Short task: Your answer should be one number: how many lines of the data include the string "JSON"?

Items from a dataset:
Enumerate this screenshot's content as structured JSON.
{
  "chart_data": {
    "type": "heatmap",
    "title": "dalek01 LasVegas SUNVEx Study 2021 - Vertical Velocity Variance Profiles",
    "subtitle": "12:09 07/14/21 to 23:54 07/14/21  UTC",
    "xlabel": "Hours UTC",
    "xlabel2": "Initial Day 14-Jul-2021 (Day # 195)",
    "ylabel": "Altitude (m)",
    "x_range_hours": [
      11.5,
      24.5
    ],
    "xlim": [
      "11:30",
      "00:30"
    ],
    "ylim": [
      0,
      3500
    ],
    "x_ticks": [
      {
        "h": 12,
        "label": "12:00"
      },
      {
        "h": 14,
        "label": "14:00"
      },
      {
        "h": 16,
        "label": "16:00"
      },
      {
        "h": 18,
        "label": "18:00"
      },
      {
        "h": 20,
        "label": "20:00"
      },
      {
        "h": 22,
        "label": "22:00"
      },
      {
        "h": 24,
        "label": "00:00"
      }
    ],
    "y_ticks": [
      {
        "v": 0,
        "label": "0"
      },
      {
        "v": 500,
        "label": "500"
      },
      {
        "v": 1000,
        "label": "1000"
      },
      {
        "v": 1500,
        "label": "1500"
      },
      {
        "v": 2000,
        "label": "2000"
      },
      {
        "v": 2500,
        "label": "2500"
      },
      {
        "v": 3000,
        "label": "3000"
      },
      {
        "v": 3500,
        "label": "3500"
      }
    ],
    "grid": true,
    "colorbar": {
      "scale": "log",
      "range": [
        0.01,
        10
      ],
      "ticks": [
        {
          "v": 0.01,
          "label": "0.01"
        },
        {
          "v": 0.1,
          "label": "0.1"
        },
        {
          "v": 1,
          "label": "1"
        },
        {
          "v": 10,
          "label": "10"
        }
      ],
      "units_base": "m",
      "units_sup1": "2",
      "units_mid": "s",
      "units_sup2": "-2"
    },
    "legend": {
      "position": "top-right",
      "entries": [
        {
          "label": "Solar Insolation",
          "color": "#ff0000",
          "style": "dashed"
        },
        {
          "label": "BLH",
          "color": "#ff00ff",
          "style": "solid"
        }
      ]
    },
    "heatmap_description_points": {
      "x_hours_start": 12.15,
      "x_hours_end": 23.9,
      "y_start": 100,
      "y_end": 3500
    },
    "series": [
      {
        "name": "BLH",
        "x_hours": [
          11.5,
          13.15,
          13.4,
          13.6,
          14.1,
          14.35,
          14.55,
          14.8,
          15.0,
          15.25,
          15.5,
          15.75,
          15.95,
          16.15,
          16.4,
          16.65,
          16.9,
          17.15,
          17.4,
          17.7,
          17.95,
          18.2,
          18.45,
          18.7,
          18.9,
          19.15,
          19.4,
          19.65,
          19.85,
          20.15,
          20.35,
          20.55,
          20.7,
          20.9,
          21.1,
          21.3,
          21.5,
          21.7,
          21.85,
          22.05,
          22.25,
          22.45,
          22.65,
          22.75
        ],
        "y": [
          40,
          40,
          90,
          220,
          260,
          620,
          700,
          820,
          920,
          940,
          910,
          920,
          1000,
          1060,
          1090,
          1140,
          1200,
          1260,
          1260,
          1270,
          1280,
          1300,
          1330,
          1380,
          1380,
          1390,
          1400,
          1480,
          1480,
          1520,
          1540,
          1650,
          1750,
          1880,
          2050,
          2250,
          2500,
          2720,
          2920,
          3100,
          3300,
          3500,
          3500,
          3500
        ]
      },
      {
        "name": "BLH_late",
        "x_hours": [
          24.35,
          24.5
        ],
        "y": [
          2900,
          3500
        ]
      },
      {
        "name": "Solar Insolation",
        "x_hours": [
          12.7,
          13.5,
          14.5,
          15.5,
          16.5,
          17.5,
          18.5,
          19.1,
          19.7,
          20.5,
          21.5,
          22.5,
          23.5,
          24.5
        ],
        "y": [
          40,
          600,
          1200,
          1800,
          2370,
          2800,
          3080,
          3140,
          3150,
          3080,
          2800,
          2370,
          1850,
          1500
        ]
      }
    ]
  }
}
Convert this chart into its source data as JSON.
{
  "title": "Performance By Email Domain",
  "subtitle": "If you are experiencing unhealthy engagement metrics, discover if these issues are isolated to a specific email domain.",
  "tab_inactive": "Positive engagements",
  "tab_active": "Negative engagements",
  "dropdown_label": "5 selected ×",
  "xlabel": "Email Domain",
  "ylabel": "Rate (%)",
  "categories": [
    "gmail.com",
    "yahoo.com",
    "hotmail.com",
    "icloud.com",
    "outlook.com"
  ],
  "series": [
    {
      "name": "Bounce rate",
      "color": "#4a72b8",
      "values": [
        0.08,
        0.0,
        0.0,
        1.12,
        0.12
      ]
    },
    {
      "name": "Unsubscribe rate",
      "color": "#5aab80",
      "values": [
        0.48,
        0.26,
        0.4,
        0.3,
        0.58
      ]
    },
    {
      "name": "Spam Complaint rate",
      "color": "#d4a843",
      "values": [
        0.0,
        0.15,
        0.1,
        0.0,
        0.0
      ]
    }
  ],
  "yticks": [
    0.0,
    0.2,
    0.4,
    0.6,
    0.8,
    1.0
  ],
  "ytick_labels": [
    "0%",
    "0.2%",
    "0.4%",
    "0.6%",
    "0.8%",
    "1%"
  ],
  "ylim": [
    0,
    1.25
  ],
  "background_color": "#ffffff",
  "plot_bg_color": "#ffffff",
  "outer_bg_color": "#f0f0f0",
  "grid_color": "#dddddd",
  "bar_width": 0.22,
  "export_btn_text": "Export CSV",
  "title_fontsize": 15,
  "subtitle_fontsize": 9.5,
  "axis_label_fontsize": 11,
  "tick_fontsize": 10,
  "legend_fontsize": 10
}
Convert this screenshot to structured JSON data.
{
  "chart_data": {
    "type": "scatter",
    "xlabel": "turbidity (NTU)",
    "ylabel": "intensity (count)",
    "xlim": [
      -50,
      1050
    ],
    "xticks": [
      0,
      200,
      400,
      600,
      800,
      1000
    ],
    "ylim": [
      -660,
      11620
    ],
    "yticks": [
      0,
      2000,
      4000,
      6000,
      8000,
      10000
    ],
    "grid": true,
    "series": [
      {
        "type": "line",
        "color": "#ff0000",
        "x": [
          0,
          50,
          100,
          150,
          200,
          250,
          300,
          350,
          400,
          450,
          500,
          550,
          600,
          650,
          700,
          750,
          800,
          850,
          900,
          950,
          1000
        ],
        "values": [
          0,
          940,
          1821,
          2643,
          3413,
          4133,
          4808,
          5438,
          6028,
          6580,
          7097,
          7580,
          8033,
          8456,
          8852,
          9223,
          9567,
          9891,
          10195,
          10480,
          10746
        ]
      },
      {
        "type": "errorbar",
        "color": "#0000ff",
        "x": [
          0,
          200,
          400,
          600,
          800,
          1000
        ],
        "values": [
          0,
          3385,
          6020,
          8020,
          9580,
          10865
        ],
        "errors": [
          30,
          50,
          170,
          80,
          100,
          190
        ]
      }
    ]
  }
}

The answer: 3